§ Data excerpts
^^^^^^^^^^^^^^^^

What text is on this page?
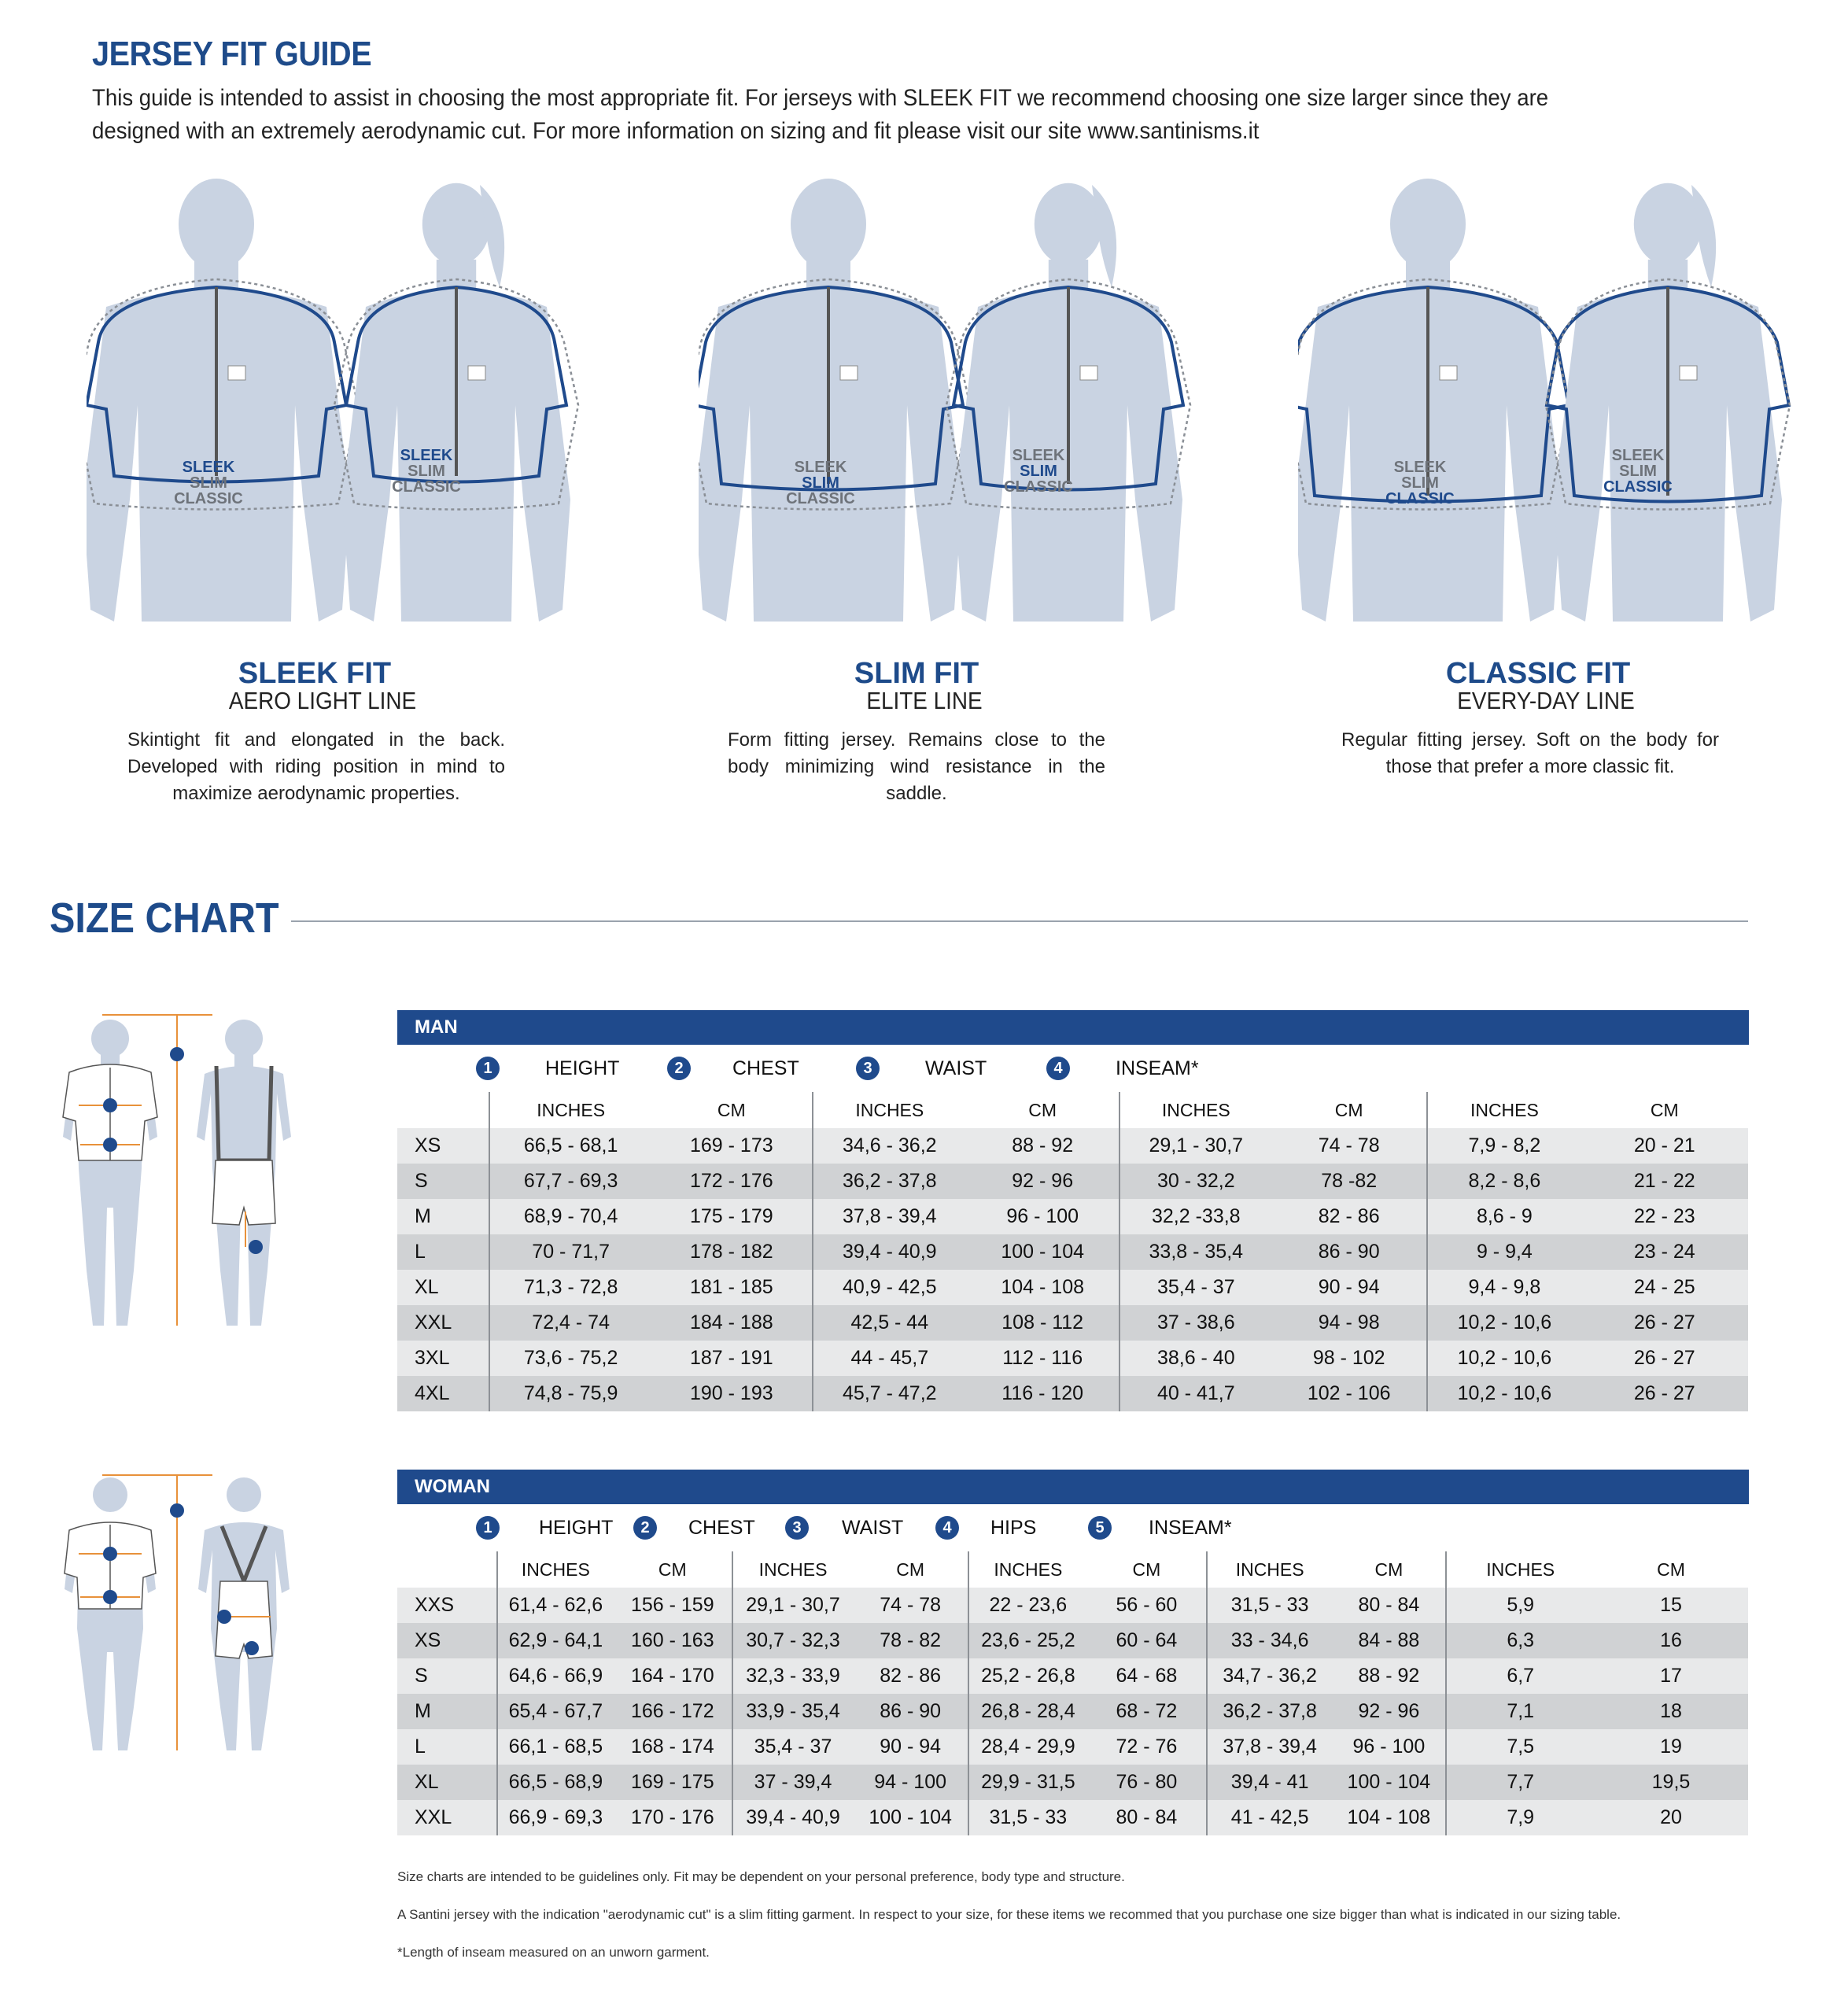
JERSEY FIT GUIDE
This guide is intended to assist in choosing the most appropriate fit. For jerseys with SLEEK FIT we recommend choosing one size larger since they are designed with an extremely aerodynamic cut. For more information on sizing and fit please visit our site www.santinisms.it
SLEEK
SLIM
CLASSIC
SLEEK
SLIM
CLASSIC
SLEEK
SLIM
CLASSIC
SLEEK
SLIM
CLASSIC
SLEEK
SLIM
CLASSIC
SLEEK
SLIM
CLASSIC
SLEEK FIT
AERO LIGHT LINE
Skintight fit and elongated in the back. Developed with riding position in mind to maximize aerodynamic properties.
SLIM FIT
ELITE LINE
Form fitting jersey. Remains close to the body minimizing wind resistance in the saddle.
CLASSIC FIT
EVERY-DAY LINE
Regular fitting jersey. Soft on the body for those that prefer a more classic fit.
SIZE CHART
MAN
1	HEIGHT	2	CHEST	3	WAIST	4	INSEAM*
	INCHES	CM	INCHES	CM	INCHES	CM	INCHES	CM
XS	66,5 - 68,1	169 - 173	34,6 - 36,2	88 - 92	29,1 - 30,7	74 - 78	7,9 - 8,2	20 - 21
S	67,7 - 69,3	172 - 176	36,2 - 37,8	92 - 96	30 - 32,2	78 -82	8,2 - 8,6	21 - 22
M	68,9 - 70,4	175 - 179	37,8 - 39,4	96 - 100	32,2 -33,8	82 - 86	8,6 - 9	22 - 23
L	70 - 71,7	178 - 182	39,4 - 40,9	100 - 104	33,8 - 35,4	86 - 90	9 - 9,4	23 - 24
XL	71,3 - 72,8	181 - 185	40,9 - 42,5	104 - 108	35,4 - 37	90 - 94	9,4 - 9,8	24 - 25
XXL	72,4 - 74	184 - 188	42,5 - 44	108 - 112	37 - 38,6	94 - 98	10,2 - 10,6	26 - 27
3XL	73,6 - 75,2	187 - 191	44 - 45,7	112 - 116	38,6 - 40	98 - 102	10,2 - 10,6	26 - 27
4XL	74,8 - 75,9	190 - 193	45,7 - 47,2	116 - 120	40 - 41,7	102 - 106	10,2 - 10,6	26 - 27
WOMAN
1	HEIGHT	2	CHEST	3	WAIST	4	HIPS	5	INSEAM*
	INCHES	CM	INCHES	CM	INCHES	CM	INCHES	CM	INCHES	CM
XXS	61,4 - 62,6	156 - 159	29,1 - 30,7	74 - 78	22 - 23,6	56 - 60	31,5 - 33	80 - 84	5,9	15
XS	62,9 - 64,1	160 - 163	30,7 - 32,3	78 - 82	23,6 - 25,2	60 - 64	33 - 34,6	84 - 88	6,3	16
S	64,6 - 66,9	164 - 170	32,3 - 33,9	82 - 86	25,2 - 26,8	64 - 68	34,7 - 36,2	88 - 92	6,7	17
M	65,4 - 67,7	166 - 172	33,9 - 35,4	86 - 90	26,8 - 28,4	68 - 72	36,2 - 37,8	92 - 96	7,1	18
L	66,1 - 68,5	168 - 174	35,4 - 37	90 - 94	28,4 - 29,9	72 - 76	37,8 - 39,4	96 - 100	7,5	19
XL	66,5 - 68,9	169 - 175	37 - 39,4	94 - 100	29,9 - 31,5	76 - 80	39,4 - 41	100 - 104	7,7	19,5
XXL	66,9 - 69,3	170 - 176	39,4 - 40,9	100 - 104	31,5 - 33	80 - 84	41 - 42,5	104 - 108	7,9	20
Size charts are intended to be guidelines only. Fit may be dependent on your personal preference, body type and structure.
A Santini jersey with the indication "aerodynamic cut" is a slim fitting garment. In respect to your size, for these items we recommed that you purchase one size bigger than what is indicated in our sizing table.
*Length of inseam measured on an unworn garment.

^^^^^^^^^^^^^^^^

§ DIRECTION
Pictures in the records above are not copied; print everything else exactly.

§ EXERCISE ANSWER
What text is on this page?
JERSEY FIT GUIDE
This guide is intended to assist in choosing the most appropriate fit. For jerseys with SLEEK FIT we recommend choosing one size larger since they are designed with an extremely aerodynamic cut. For more information on sizing and fit please visit our site www.santinisms.it
SLEEK
SLIM
CLASSIC
SLEEK
SLIM
CLASSIC
SLEEK
SLIM
CLASSIC
SLEEK
SLIM
CLASSIC
SLEEK
SLIM
CLASSIC
SLEEK
SLIM
CLASSIC
SLEEK FIT
AERO LIGHT LINE
Skintight fit and elongated in the back. Developed with riding position in mind to maximize aerodynamic properties.
SLIM FIT
ELITE LINE
Form fitting jersey. Remains close to the body minimizing wind resistance in the saddle.
CLASSIC FIT
EVERY-DAY LINE
Regular fitting jersey. Soft on the body for those that prefer a more classic fit.
SIZE CHART
MAN
1	HEIGHT	2	CHEST	3	WAIST	4	INSEAM*
	INCHES	CM	INCHES	CM	INCHES	CM	INCHES	CM
XS	66,5 - 68,1	169 - 173	34,6 - 36,2	88 - 92	29,1 - 30,7	74 - 78	7,9 - 8,2	20 - 21
S	67,7 - 69,3	172 - 176	36,2 - 37,8	92 - 96	30 - 32,2	78 -82	8,2 - 8,6	21 - 22
M	68,9 - 70,4	175 - 179	37,8 - 39,4	96 - 100	32,2 -33,8	82 - 86	8,6 - 9	22 - 23
L	70 - 71,7	178 - 182	39,4 - 40,9	100 - 104	33,8 - 35,4	86 - 90	9 - 9,4	23 - 24
XL	71,3 - 72,8	181 - 185	40,9 - 42,5	104 - 108	35,4 - 37	90 - 94	9,4 - 9,8	24 - 25
XXL	72,4 - 74	184 - 188	42,5 - 44	108 - 112	37 - 38,6	94 - 98	10,2 - 10,6	26 - 27
3XL	73,6 - 75,2	187 - 191	44 - 45,7	112 - 116	38,6 - 40	98 - 102	10,2 - 10,6	26 - 27
4XL	74,8 - 75,9	190 - 193	45,7 - 47,2	116 - 120	40 - 41,7	102 - 106	10,2 - 10,6	26 - 27
WOMAN
1	HEIGHT	2	CHEST	3	WAIST	4	HIPS	5	INSEAM*
	INCHES	CM	INCHES	CM	INCHES	CM	INCHES	CM	INCHES	CM
XXS	61,4 - 62,6	156 - 159	29,1 - 30,7	74 - 78	22 - 23,6	56 - 60	31,5 - 33	80 - 84	5,9	15
XS	62,9 - 64,1	160 - 163	30,7 - 32,3	78 - 82	23,6 - 25,2	60 - 64	33 - 34,6	84 - 88	6,3	16
S	64,6 - 66,9	164 - 170	32,3 - 33,9	82 - 86	25,2 - 26,8	64 - 68	34,7 - 36,2	88 - 92	6,7	17
M	65,4 - 67,7	166 - 172	33,9 - 35,4	86 - 90	26,8 - 28,4	68 - 72	36,2 - 37,8	92 - 96	7,1	18
L	66,1 - 68,5	168 - 174	35,4 - 37	90 - 94	28,4 - 29,9	72 - 76	37,8 - 39,4	96 - 100	7,5	19
XL	66,5 - 68,9	169 - 175	37 - 39,4	94 - 100	29,9 - 31,5	76 - 80	39,4 - 41	100 - 104	7,7	19,5
XXL	66,9 - 69,3	170 - 176	39,4 - 40,9	100 - 104	31,5 - 33	80 - 84	41 - 42,5	104 - 108	7,9	20
Size charts are intended to be guidelines only. Fit may be dependent on your personal preference, body type and structure.
A Santini jersey with the indication "aerodynamic cut" is a slim fitting garment. In respect to your size, for these items we recommed that you purchase one size bigger than what is indicated in our sizing table.
*Length of inseam measured on an unworn garment.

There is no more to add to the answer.